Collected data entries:
+++++
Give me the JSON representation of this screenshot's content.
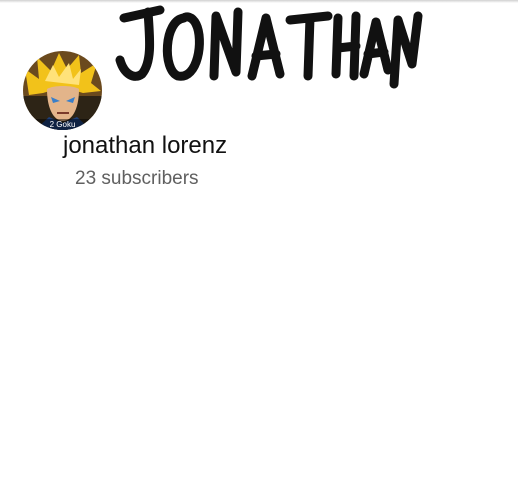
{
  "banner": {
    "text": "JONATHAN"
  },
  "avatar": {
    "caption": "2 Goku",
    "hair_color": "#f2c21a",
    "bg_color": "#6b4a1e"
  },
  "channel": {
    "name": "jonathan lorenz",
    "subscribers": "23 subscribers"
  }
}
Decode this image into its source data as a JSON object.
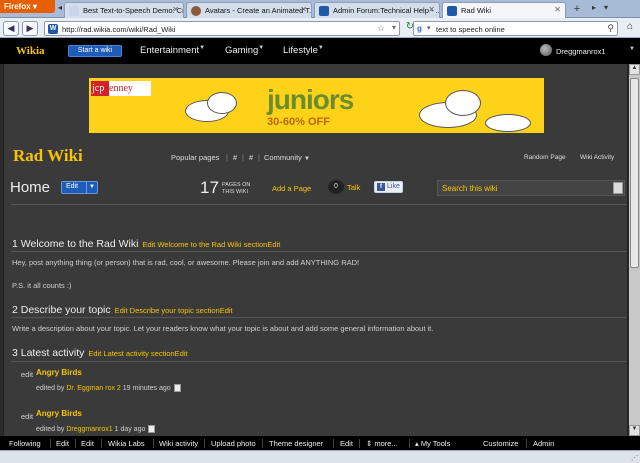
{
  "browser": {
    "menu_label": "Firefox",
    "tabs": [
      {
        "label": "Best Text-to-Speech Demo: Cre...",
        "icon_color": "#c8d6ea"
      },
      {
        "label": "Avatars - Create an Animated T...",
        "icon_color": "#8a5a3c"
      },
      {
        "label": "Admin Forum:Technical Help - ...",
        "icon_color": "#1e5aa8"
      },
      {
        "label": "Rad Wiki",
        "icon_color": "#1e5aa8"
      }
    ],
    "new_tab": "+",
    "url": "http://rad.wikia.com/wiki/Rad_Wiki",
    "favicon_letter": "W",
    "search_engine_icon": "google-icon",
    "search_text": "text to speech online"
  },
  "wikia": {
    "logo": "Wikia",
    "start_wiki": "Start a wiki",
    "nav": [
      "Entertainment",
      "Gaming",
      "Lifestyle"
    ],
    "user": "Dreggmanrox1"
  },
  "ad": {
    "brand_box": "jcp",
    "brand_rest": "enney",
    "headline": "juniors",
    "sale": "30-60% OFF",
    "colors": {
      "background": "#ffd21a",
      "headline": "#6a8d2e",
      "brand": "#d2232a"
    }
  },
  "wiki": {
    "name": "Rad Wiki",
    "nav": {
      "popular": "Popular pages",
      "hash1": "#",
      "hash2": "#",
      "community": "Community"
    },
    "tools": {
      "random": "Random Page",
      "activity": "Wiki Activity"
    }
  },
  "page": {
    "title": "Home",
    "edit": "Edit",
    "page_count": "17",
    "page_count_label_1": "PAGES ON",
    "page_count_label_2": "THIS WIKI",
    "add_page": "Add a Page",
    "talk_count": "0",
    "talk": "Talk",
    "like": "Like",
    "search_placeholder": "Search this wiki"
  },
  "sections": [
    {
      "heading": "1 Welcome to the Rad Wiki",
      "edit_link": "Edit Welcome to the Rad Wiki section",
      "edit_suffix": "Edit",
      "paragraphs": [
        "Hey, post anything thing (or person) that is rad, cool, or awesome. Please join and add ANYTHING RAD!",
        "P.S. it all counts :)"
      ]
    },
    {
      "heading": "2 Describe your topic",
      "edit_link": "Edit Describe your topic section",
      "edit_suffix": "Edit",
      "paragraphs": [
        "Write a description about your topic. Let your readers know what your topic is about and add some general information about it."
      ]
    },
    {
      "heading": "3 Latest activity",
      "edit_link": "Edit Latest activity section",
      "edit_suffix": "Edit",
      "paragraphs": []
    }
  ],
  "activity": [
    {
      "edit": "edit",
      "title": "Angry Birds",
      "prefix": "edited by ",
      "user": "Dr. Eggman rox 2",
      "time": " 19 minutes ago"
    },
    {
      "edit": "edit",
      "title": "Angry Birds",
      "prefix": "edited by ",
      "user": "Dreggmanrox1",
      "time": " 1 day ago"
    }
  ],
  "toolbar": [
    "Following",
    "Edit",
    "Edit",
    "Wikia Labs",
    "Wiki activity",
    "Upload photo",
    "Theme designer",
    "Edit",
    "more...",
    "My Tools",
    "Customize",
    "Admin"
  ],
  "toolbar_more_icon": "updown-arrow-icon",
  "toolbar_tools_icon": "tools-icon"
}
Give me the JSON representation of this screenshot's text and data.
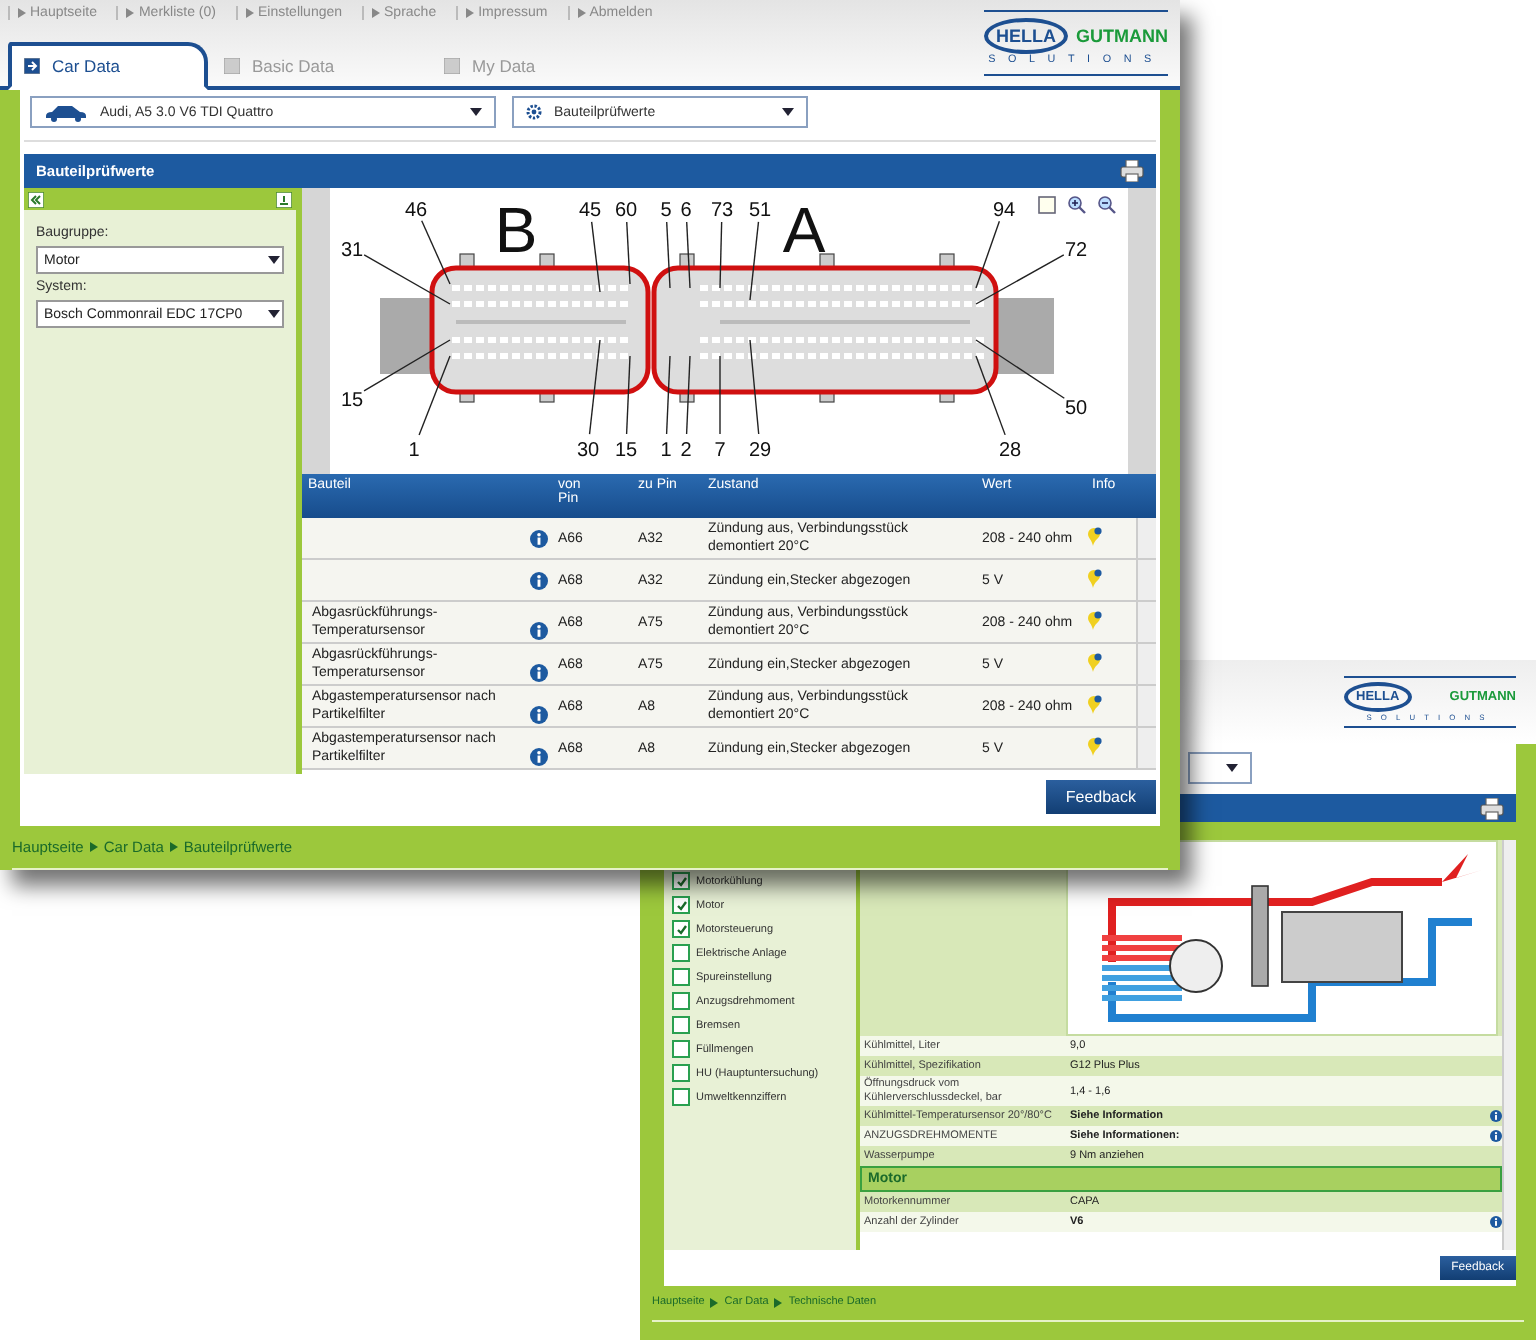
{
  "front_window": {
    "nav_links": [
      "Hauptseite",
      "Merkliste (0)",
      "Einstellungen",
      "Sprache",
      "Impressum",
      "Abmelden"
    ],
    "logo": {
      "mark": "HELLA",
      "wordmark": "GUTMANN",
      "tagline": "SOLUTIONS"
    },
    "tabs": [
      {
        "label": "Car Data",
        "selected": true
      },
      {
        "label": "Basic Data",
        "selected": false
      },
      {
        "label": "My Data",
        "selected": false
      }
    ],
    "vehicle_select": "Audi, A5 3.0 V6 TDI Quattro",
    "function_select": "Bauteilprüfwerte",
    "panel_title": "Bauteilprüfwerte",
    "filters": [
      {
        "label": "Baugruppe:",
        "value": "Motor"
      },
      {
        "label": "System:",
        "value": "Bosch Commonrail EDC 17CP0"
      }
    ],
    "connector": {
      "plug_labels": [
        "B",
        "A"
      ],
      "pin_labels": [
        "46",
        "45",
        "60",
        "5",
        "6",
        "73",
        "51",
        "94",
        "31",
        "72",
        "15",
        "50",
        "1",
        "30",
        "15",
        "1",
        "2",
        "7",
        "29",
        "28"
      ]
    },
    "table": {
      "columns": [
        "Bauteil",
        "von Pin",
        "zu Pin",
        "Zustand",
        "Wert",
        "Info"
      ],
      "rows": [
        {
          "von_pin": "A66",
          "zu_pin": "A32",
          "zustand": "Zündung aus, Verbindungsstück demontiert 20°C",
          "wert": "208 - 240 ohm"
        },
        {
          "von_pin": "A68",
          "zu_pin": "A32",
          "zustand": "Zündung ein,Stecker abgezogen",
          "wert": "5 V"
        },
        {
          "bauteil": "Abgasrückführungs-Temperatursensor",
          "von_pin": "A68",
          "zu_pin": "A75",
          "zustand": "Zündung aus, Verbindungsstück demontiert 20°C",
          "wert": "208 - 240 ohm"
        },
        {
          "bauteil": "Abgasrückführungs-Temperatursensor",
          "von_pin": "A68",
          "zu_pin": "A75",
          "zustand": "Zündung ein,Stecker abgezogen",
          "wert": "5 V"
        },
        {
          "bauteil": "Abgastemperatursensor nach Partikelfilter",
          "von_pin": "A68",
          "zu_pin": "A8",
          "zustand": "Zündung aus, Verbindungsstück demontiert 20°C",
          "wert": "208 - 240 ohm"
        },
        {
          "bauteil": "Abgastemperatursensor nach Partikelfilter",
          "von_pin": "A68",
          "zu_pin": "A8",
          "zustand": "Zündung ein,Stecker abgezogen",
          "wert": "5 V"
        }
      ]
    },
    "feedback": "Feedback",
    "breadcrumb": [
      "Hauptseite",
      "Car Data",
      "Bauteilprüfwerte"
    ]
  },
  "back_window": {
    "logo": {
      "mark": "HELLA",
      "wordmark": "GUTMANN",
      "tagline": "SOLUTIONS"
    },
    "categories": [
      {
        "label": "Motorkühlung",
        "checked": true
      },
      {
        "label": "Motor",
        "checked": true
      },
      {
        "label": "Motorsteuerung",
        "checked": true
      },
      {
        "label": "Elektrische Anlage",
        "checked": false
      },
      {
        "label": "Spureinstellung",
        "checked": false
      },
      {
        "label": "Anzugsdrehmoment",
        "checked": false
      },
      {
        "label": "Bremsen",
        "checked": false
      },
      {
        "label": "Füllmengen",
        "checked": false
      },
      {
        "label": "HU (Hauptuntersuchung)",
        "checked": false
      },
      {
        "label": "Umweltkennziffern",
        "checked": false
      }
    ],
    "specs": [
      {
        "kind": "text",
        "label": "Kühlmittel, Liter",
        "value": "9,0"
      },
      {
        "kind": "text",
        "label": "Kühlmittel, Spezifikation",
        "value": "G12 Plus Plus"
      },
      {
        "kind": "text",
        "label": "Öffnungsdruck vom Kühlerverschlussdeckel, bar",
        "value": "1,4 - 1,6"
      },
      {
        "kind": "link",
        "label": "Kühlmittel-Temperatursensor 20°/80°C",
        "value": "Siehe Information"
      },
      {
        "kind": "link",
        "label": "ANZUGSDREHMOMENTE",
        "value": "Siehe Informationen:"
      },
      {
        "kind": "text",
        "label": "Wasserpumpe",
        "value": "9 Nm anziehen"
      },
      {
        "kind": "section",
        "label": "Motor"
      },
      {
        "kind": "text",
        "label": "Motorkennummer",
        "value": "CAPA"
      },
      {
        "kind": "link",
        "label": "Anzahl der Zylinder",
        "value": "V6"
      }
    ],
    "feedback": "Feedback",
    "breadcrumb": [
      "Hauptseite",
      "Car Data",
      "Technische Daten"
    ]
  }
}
+++++
▶ **OBJECTIVE**:
Examine the records and report how many lines contain the string "user". Only the number should be given.

▶ **COMPLETE OUTPUT**:
3